Your task is to repeat the lines below exactly, excluding any pictures they contain.

(Extracted data entries)
:::::

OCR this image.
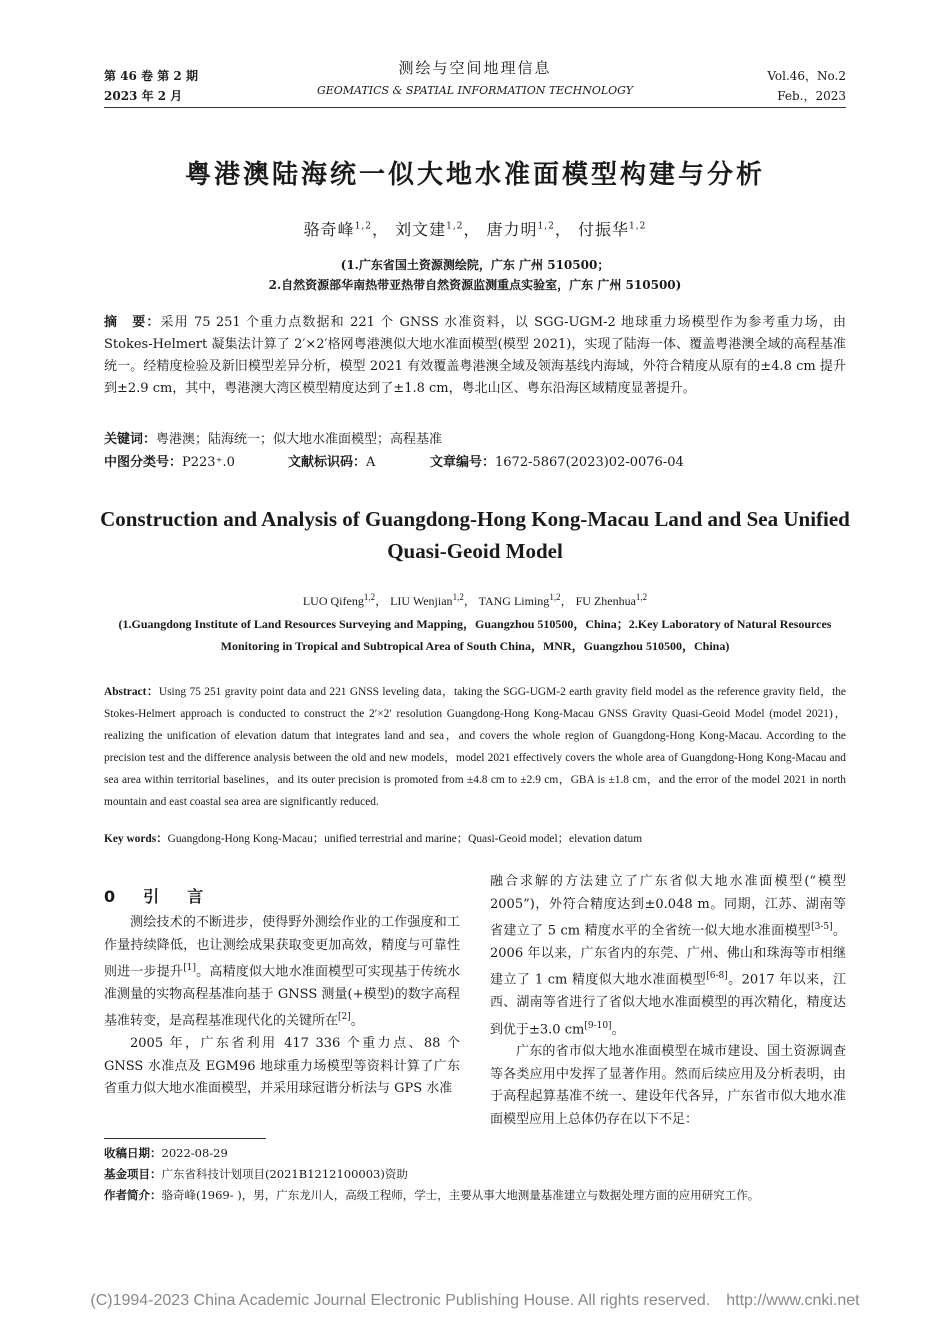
第 46 卷 第 2 期
2023 年 2 月
测绘与空间地理信息
GEOMATICS & SPATIAL INFORMATION TECHNOLOGY
Vol.46，No.2
Feb.，2023
粤港澳陆海统一似大地水准面模型构建与分析
骆奇峰$^{1,2}$， 刘文建$^{1,2}$， 唐力明$^{1,2}$， 付振华$^{1,2}$
(1.广东省国土资源测绘院，广东 广州 510500；
2.自然资源部华南热带亚热带自然资源监测重点实验室，广东 广州 510500)
摘　要：采用 75 251 个重力点数据和 221 个 GNSS 水准资料，以 SGG-UGM-2 地球重力场模型作为参考重力场，由 Stokes-Helmert 凝集法计算了 2′×2′格网粤港澳似大地水准面模型(模型 2021)，实现了陆海一体、覆盖粤港澳全域的高程基准统一。经精度检验及新旧模型差异分析，模型 2021 有效覆盖粤港澳全域及领海基线内海域，外符合精度从原有的±4.8 cm 提升到±2.9 cm，其中，粤港澳大湾区模型精度达到了±1.8 cm，粤北山区、粤东沿海区域精度显著提升。
关键词：粤港澳；陆海统一；似大地水准面模型；高程基准
中图分类号：P223⁺.0	文献标识码：A	文章编号：1672-5867(2023)02-0076-04
Construction and Analysis of Guangdong-Hong Kong-Macau Land and Sea Unified Quasi-Geoid Model
LUO Qifeng$^{1,2}$， LIU Wenjian$^{1,2}$， TANG Liming$^{1,2}$， FU Zhenhua$^{1,2}$
(1.Guangdong Institute of Land Resources Surveying and Mapping，Guangzhou 510500，China；2.Key Laboratory of Natural Resources Monitoring in Tropical and Subtropical Area of South China，MNR，Guangzhou 510500，China)
Abstract：Using 75 251 gravity point data and 221 GNSS leveling data，taking the SGG-UGM-2 earth gravity field model as the reference gravity field，the Stokes-Helmert approach is conducted to construct the 2′×2′ resolution Guangdong-Hong Kong-Macau GNSS Gravity Quasi-Geoid Model (model 2021)，realizing the unification of elevation datum that integrates land and sea，and covers the whole region of Guangdong-Hong Kong-Macau. According to the precision test and the difference analysis between the old and new models，model 2021 effectively covers the whole area of Guangdong-Hong Kong-Macau and sea area within territorial baselines，and its outer precision is promoted from ±4.8 cm to ±2.9 cm，GBA is ±1.8 cm，and the error of the model 2021 in north mountain and east coastal sea area are significantly reduced.
Key words：Guangdong-Hong Kong-Macau；unified terrestrial and marine；Quasi-Geoid model；elevation datum
0　引　言

测绘技术的不断进步，使得野外测绘作业的工作强度和工作量持续降低，也让测绘成果获取变更加高效，精度与可靠性则进一步提升[1]。高精度似大地水准面模型可实现基于传统水准测量的实物高程基准向基于 GNSS 测量(+模型)的数字高程基准转变，是高程基准现代化的关键所在[2]。

2005 年，广东省利用 417 336 个重力点、88 个 GNSS 水准点及 EGM96 地球重力场模型等资料计算了广东省重力似大地水准面模型，并采用球冠谐分析法与 GPS 水准

融合求解的方法建立了广东省似大地水准面模型(“模型 2005”)，外符合精度达到±0.048 m。同期，江苏、湖南等省建立了 5 cm 精度水平的全省统一似大地水准面模型[3-5]。2006 年以来，广东省内的东莞、广州、佛山和珠海等市相继建立了 1 cm 精度似大地水准面模型[6-8]。2017 年以来，江西、湖南等省进行了省似大地水准面模型的再次精化，精度达到优于±3.0 cm[9-10]。

广东的省市似大地水准面模型在城市建设、国土资源调查等各类应用中发挥了显著作用。然而后续应用及分析表明，由于高程起算基准不统一、建设年代各异，广东省市似大地水准面模型应用上总体仍存在以下不足：

收稿日期：2022-08-29
基金项目：广东省科技计划项目(2021B1212100003)资助
作者简介：骆奇峰(1969- )，男，广东龙川人，高级工程师，学士，主要从事大地测量基准建立与数据处理方面的应用研究工作。
(C)1994-2023 China Academic Journal Electronic Publishing House. All rights reserved.　http://www.cnki.net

:::::

EXERCISE RESPONSE:
OCR this image.
第 46 卷 第 2 期
2023 年 2 月
测绘与空间地理信息
GEOMATICS & SPATIAL INFORMATION TECHNOLOGY
Vol.46，No.2
Feb.，2023
粤港澳陆海统一似大地水准面模型构建与分析
骆奇峰$^{1,2}$， 刘文建$^{1,2}$， 唐力明$^{1,2}$， 付振华$^{1,2}$
(1.广东省国土资源测绘院，广东 广州 510500；
2.自然资源部华南热带亚热带自然资源监测重点实验室，广东 广州 510500)
摘　要：采用 75 251 个重力点数据和 221 个 GNSS 水准资料，以 SGG-UGM-2 地球重力场模型作为参考重力场，由 Stokes-Helmert 凝集法计算了 2′×2′格网粤港澳似大地水准面模型(模型 2021)，实现了陆海一体、覆盖粤港澳全域的高程基准统一。经精度检验及新旧模型差异分析，模型 2021 有效覆盖粤港澳全域及领海基线内海域，外符合精度从原有的±4.8 cm 提升到±2.9 cm，其中，粤港澳大湾区模型精度达到了±1.8 cm，粤北山区、粤东沿海区域精度显著提升。
关键词：粤港澳；陆海统一；似大地水准面模型；高程基准
中图分类号：P223⁺.0	文献标识码：A	文章编号：1672-5867(2023)02-0076-04
Construction and Analysis of Guangdong-Hong Kong-Macau Land and Sea Unified Quasi-Geoid Model
LUO Qifeng$^{1,2}$， LIU Wenjian$^{1,2}$， TANG Liming$^{1,2}$， FU Zhenhua$^{1,2}$
(1.Guangdong Institute of Land Resources Surveying and Mapping，Guangzhou 510500，China；2.Key Laboratory of Natural Resources Monitoring in Tropical and Subtropical Area of South China，MNR，Guangzhou 510500，China)
Abstract：Using 75 251 gravity point data and 221 GNSS leveling data，taking the SGG-UGM-2 earth gravity field model as the reference gravity field，the Stokes-Helmert approach is conducted to construct the 2′×2′ resolution Guangdong-Hong Kong-Macau GNSS Gravity Quasi-Geoid Model (model 2021)，realizing the unification of elevation datum that integrates land and sea，and covers the whole region of Guangdong-Hong Kong-Macau. According to the precision test and the difference analysis between the old and new models，model 2021 effectively covers the whole area of Guangdong-Hong Kong-Macau and sea area within territorial baselines，and its outer precision is promoted from ±4.8 cm to ±2.9 cm，GBA is ±1.8 cm，and the error of the model 2021 in north mountain and east coastal sea area are significantly reduced.
Key words：Guangdong-Hong Kong-Macau；unified terrestrial and marine；Quasi-Geoid model；elevation datum
0　引　言

测绘技术的不断进步，使得野外测绘作业的工作强度和工作量持续降低，也让测绘成果获取变更加高效，精度与可靠性则进一步提升[1]。高精度似大地水准面模型可实现基于传统水准测量的实物高程基准向基于 GNSS 测量(+模型)的数字高程基准转变，是高程基准现代化的关键所在[2]。

2005 年，广东省利用 417 336 个重力点、88 个 GNSS 水准点及 EGM96 地球重力场模型等资料计算了广东省重力似大地水准面模型，并采用球冠谐分析法与 GPS 水准

融合求解的方法建立了广东省似大地水准面模型(“模型 2005”)，外符合精度达到±0.048 m。同期，江苏、湖南等省建立了 5 cm 精度水平的全省统一似大地水准面模型[3-5]。2006 年以来，广东省内的东莞、广州、佛山和珠海等市相继建立了 1 cm 精度似大地水准面模型[6-8]。2017 年以来，江西、湖南等省进行了省似大地水准面模型的再次精化，精度达到优于±3.0 cm[9-10]。

广东的省市似大地水准面模型在城市建设、国土资源调查等各类应用中发挥了显著作用。然而后续应用及分析表明，由于高程起算基准不统一、建设年代各异，广东省市似大地水准面模型应用上总体仍存在以下不足：

收稿日期：2022-08-29
基金项目：广东省科技计划项目(2021B1212100003)资助
作者简介：骆奇峰(1969- )，男，广东龙川人，高级工程师，学士，主要从事大地测量基准建立与数据处理方面的应用研究工作。
(C)1994-2023 China Academic Journal Electronic Publishing House. All rights reserved.　http://www.cnki.net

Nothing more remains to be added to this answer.